GIVEN REQUEST: The listing below should be printed exactly, every line of it. Skip the pictures.

Some records
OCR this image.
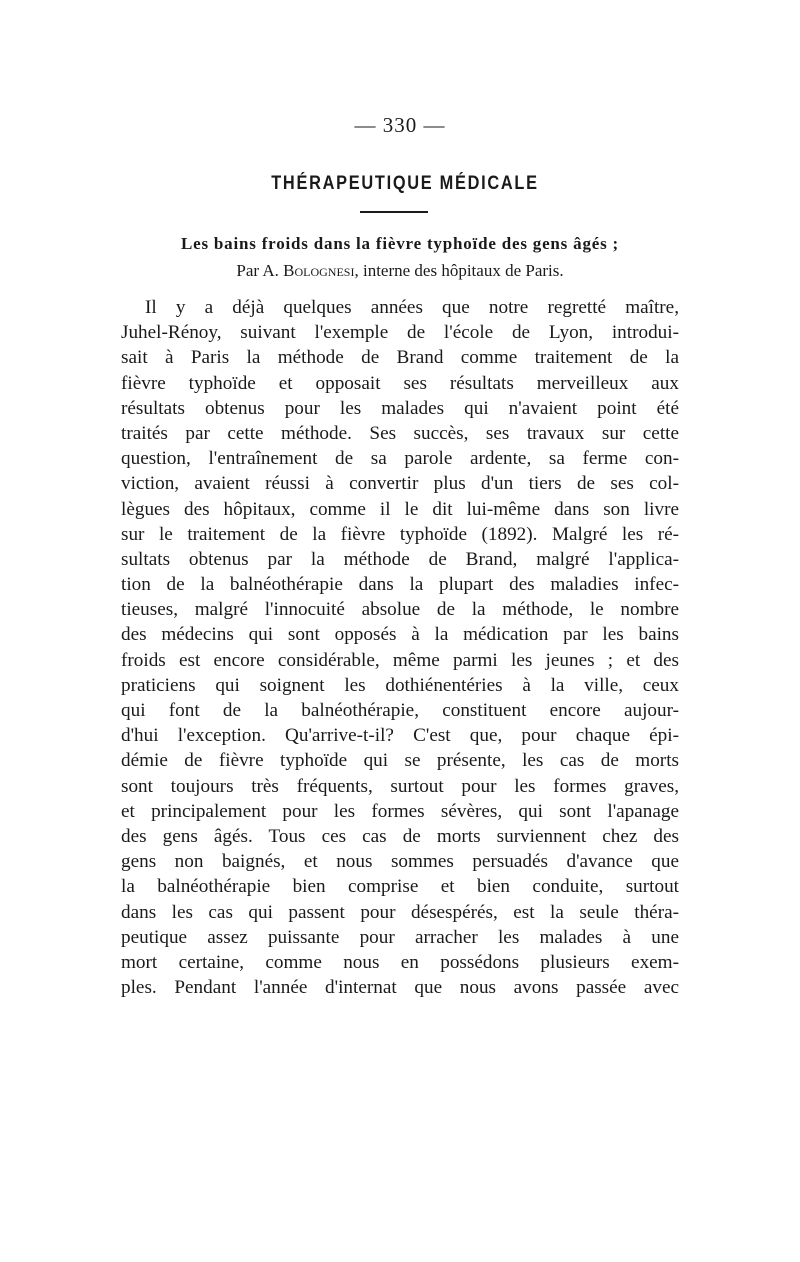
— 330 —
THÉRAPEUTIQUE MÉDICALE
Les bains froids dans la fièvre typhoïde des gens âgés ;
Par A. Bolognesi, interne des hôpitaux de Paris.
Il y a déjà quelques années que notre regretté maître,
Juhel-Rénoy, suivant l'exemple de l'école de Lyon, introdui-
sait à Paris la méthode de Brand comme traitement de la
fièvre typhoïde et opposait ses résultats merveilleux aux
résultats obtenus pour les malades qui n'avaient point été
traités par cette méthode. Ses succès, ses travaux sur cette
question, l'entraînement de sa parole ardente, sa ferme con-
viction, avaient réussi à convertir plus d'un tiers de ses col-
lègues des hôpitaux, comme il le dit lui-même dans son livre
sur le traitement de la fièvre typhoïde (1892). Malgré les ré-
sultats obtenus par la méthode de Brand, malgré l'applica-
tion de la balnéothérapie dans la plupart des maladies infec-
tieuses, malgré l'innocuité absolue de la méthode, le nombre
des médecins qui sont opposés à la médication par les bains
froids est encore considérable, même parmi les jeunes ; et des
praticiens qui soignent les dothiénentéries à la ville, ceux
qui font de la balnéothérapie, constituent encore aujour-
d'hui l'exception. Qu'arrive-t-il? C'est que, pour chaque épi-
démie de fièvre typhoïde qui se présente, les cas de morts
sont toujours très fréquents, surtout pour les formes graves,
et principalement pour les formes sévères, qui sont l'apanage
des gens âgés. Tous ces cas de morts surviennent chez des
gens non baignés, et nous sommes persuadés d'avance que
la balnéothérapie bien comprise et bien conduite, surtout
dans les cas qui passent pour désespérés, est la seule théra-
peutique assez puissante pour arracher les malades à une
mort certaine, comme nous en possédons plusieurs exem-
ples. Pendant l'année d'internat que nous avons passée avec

CORRECT OUTPUT:
OCR this image.
— 330 —
THÉRAPEUTIQUE MÉDICALE
Les bains froids dans la fièvre typhoïde des gens âgés ;
Par A. Bolognesi, interne des hôpitaux de Paris.
Il y a déjà quelques années que notre regretté maître,
Juhel-Rénoy, suivant l'exemple de l'école de Lyon, introdui-
sait à Paris la méthode de Brand comme traitement de la
fièvre typhoïde et opposait ses résultats merveilleux aux
résultats obtenus pour les malades qui n'avaient point été
traités par cette méthode. Ses succès, ses travaux sur cette
question, l'entraînement de sa parole ardente, sa ferme con-
viction, avaient réussi à convertir plus d'un tiers de ses col-
lègues des hôpitaux, comme il le dit lui-même dans son livre
sur le traitement de la fièvre typhoïde (1892). Malgré les ré-
sultats obtenus par la méthode de Brand, malgré l'applica-
tion de la balnéothérapie dans la plupart des maladies infec-
tieuses, malgré l'innocuité absolue de la méthode, le nombre
des médecins qui sont opposés à la médication par les bains
froids est encore considérable, même parmi les jeunes ; et des
praticiens qui soignent les dothiénentéries à la ville, ceux
qui font de la balnéothérapie, constituent encore aujour-
d'hui l'exception. Qu'arrive-t-il? C'est que, pour chaque épi-
démie de fièvre typhoïde qui se présente, les cas de morts
sont toujours très fréquents, surtout pour les formes graves,
et principalement pour les formes sévères, qui sont l'apanage
des gens âgés. Tous ces cas de morts surviennent chez des
gens non baignés, et nous sommes persuadés d'avance que
la balnéothérapie bien comprise et bien conduite, surtout
dans les cas qui passent pour désespérés, est la seule théra-
peutique assez puissante pour arracher les malades à une
mort certaine, comme nous en possédons plusieurs exem-
ples. Pendant l'année d'internat que nous avons passée avec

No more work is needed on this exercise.